##### Listed records
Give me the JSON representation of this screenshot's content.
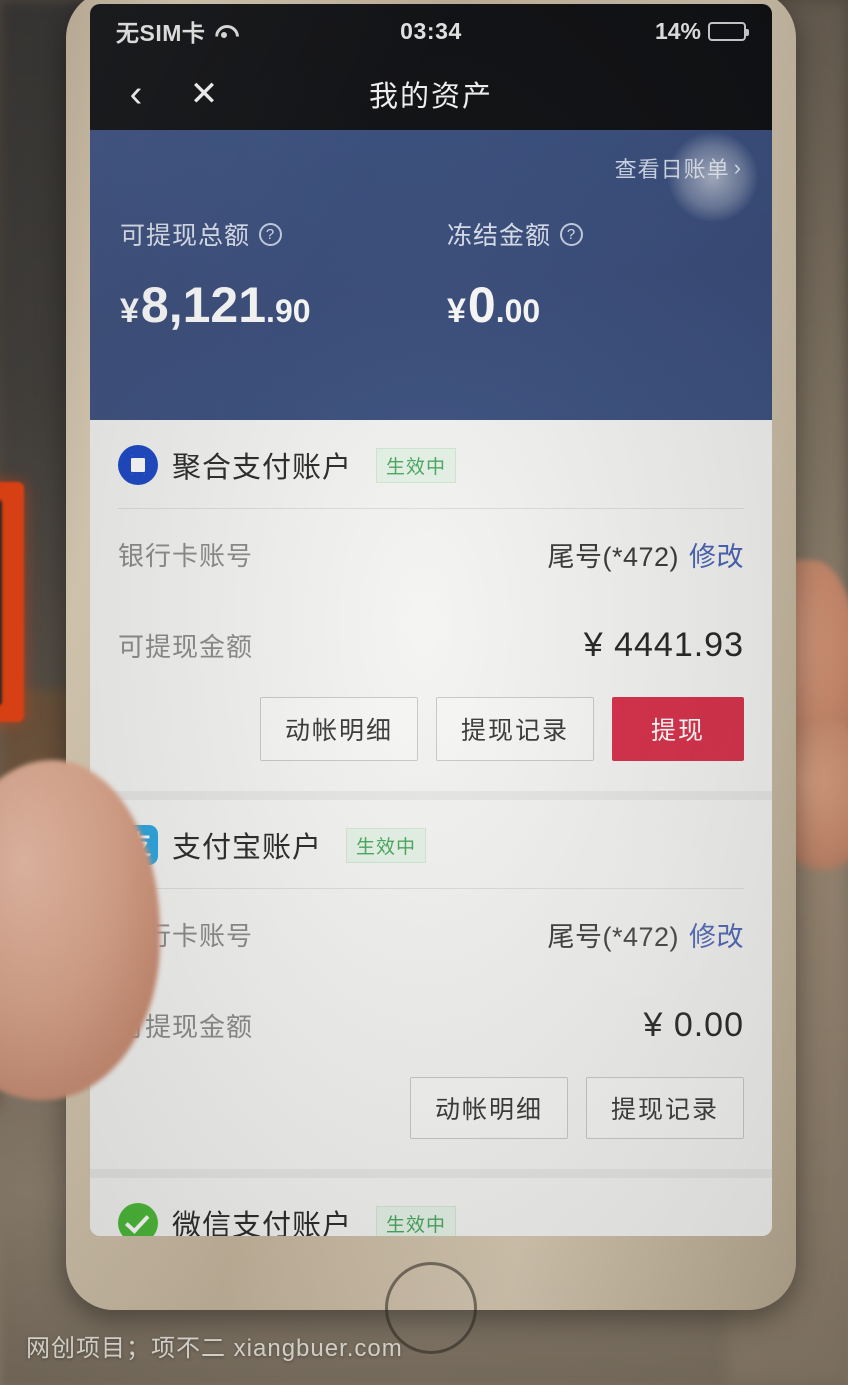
{
  "status_bar": {
    "carrier": "无SIM卡",
    "wifi_icon": "wifi-icon",
    "time": "03:34",
    "battery_percent": "14%",
    "battery_level": 14
  },
  "nav_bar": {
    "back_icon": "‹",
    "close_icon": "✕",
    "title": "我的资产"
  },
  "summary": {
    "daily_bill_link": "查看日账单",
    "chevron": "›",
    "withdrawable_total": {
      "label": "可提现总额",
      "help_icon": "?",
      "currency": "¥",
      "integer": "8,121",
      "decimal": ".90"
    },
    "frozen_amount": {
      "label": "冻结金额",
      "help_icon": "?",
      "currency": "¥",
      "integer": "0",
      "decimal": ".00"
    }
  },
  "accounts": [
    {
      "icon": "unionpay-icon",
      "title": "聚合支付账户",
      "status_badge": "生效中",
      "card_row_label": "银行卡账号",
      "card_row_value": "尾号(*472)",
      "card_row_action": "修改",
      "amount_label": "可提现金额",
      "amount_value": "¥ 4441.93",
      "buttons": [
        "动帐明细",
        "提现记录",
        "提现"
      ],
      "has_primary_button": true
    },
    {
      "icon": "alipay-icon",
      "title": "支付宝账户",
      "status_badge": "生效中",
      "card_row_label": "银行卡账号",
      "card_row_value": "尾号(*472)",
      "card_row_action": "修改",
      "amount_label": "可提现金额",
      "amount_value": "¥ 0.00",
      "buttons": [
        "动帐明细",
        "提现记录"
      ],
      "has_primary_button": false
    },
    {
      "icon": "wechatpay-icon",
      "title": "微信支付账户",
      "status_badge": "生效中"
    }
  ],
  "watermark": "网创项目；项不二 xiangbuer.com",
  "colors": {
    "header_blue": "#3a4e7c",
    "primary_red": "#d8304a",
    "badge_green": "#49a85e",
    "link_blue": "#4b63b5",
    "unionpay_blue": "#1b47c6",
    "alipay_blue": "#2ea7e0",
    "wechat_green": "#4dbb38"
  }
}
##########
## Direction
Restate the whole listing above exactly, except for its images.

## Solution to the exercise
Give me the JSON representation of this screenshot's content.
{
  "status_bar": {
    "carrier": "无SIM卡",
    "wifi_icon": "wifi-icon",
    "time": "03:34",
    "battery_percent": "14%",
    "battery_level": 14
  },
  "nav_bar": {
    "back_icon": "‹",
    "close_icon": "✕",
    "title": "我的资产"
  },
  "summary": {
    "daily_bill_link": "查看日账单",
    "chevron": "›",
    "withdrawable_total": {
      "label": "可提现总额",
      "help_icon": "?",
      "currency": "¥",
      "integer": "8,121",
      "decimal": ".90"
    },
    "frozen_amount": {
      "label": "冻结金额",
      "help_icon": "?",
      "currency": "¥",
      "integer": "0",
      "decimal": ".00"
    }
  },
  "accounts": [
    {
      "icon": "unionpay-icon",
      "title": "聚合支付账户",
      "status_badge": "生效中",
      "card_row_label": "银行卡账号",
      "card_row_value": "尾号(*472)",
      "card_row_action": "修改",
      "amount_label": "可提现金额",
      "amount_value": "¥ 4441.93",
      "buttons": [
        "动帐明细",
        "提现记录",
        "提现"
      ],
      "has_primary_button": true
    },
    {
      "icon": "alipay-icon",
      "title": "支付宝账户",
      "status_badge": "生效中",
      "card_row_label": "银行卡账号",
      "card_row_value": "尾号(*472)",
      "card_row_action": "修改",
      "amount_label": "可提现金额",
      "amount_value": "¥ 0.00",
      "buttons": [
        "动帐明细",
        "提现记录"
      ],
      "has_primary_button": false
    },
    {
      "icon": "wechatpay-icon",
      "title": "微信支付账户",
      "status_badge": "生效中"
    }
  ],
  "watermark": "网创项目；项不二 xiangbuer.com",
  "colors": {
    "header_blue": "#3a4e7c",
    "primary_red": "#d8304a",
    "badge_green": "#49a85e",
    "link_blue": "#4b63b5",
    "unionpay_blue": "#1b47c6",
    "alipay_blue": "#2ea7e0",
    "wechat_green": "#4dbb38"
  }
}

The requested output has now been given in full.